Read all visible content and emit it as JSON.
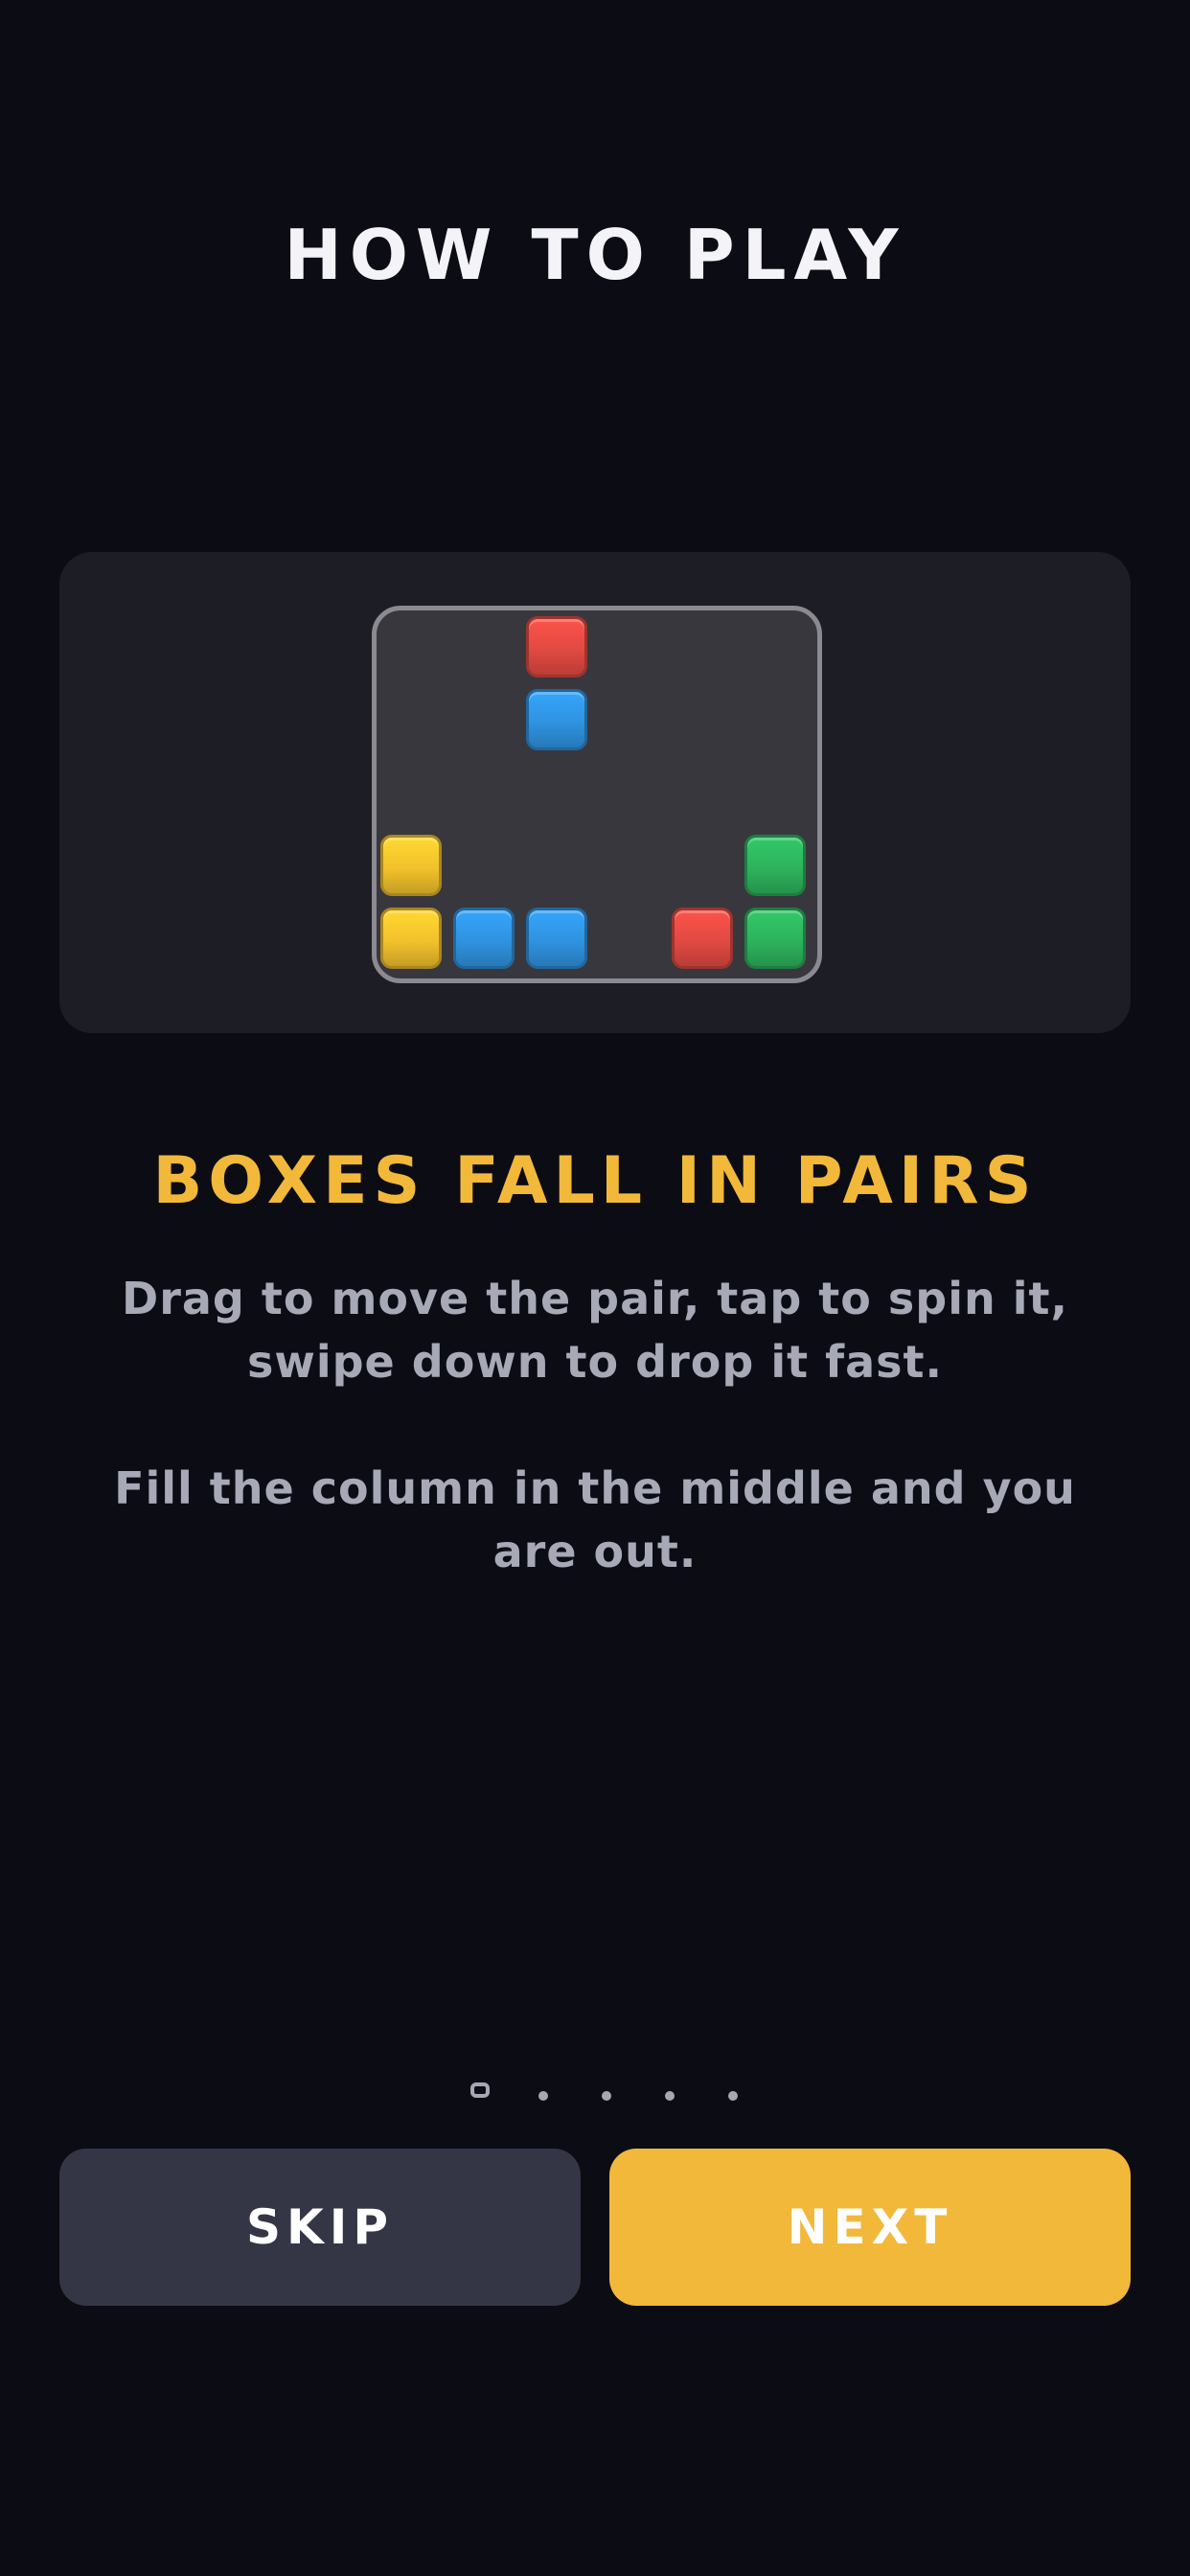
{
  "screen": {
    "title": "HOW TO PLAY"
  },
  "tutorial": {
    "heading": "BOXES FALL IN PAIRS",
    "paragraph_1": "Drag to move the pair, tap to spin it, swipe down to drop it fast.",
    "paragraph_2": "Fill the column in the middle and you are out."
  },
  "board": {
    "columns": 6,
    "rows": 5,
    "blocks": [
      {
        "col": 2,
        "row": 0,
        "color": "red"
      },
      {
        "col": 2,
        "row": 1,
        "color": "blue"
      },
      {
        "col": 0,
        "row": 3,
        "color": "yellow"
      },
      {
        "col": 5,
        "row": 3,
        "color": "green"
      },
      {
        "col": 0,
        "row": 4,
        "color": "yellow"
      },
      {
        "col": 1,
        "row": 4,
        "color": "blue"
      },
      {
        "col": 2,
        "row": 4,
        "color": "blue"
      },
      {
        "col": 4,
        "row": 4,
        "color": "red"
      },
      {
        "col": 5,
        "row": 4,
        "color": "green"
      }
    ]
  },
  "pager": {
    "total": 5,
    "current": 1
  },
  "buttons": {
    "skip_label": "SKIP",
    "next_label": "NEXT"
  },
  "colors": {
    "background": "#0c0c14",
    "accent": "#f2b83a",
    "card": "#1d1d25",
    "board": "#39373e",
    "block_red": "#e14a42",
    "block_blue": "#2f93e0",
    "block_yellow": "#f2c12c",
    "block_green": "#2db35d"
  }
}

_____

▸ **CHALLENGE**
Quote the preceding listing precisely and completely, omitting its images.

▸ **WRITTEN REPLY**
Read all visible content and emit it as JSON.
{
  "screen": {
    "title": "HOW TO PLAY"
  },
  "tutorial": {
    "heading": "BOXES FALL IN PAIRS",
    "paragraph_1": "Drag to move the pair, tap to spin it, swipe down to drop it fast.",
    "paragraph_2": "Fill the column in the middle and you are out."
  },
  "board": {
    "columns": 6,
    "rows": 5,
    "blocks": [
      {
        "col": 2,
        "row": 0,
        "color": "red"
      },
      {
        "col": 2,
        "row": 1,
        "color": "blue"
      },
      {
        "col": 0,
        "row": 3,
        "color": "yellow"
      },
      {
        "col": 5,
        "row": 3,
        "color": "green"
      },
      {
        "col": 0,
        "row": 4,
        "color": "yellow"
      },
      {
        "col": 1,
        "row": 4,
        "color": "blue"
      },
      {
        "col": 2,
        "row": 4,
        "color": "blue"
      },
      {
        "col": 4,
        "row": 4,
        "color": "red"
      },
      {
        "col": 5,
        "row": 4,
        "color": "green"
      }
    ]
  },
  "pager": {
    "total": 5,
    "current": 1
  },
  "buttons": {
    "skip_label": "SKIP",
    "next_label": "NEXT"
  },
  "colors": {
    "background": "#0c0c14",
    "accent": "#f2b83a",
    "card": "#1d1d25",
    "board": "#39373e",
    "block_red": "#e14a42",
    "block_blue": "#2f93e0",
    "block_yellow": "#f2c12c",
    "block_green": "#2db35d"
  }
}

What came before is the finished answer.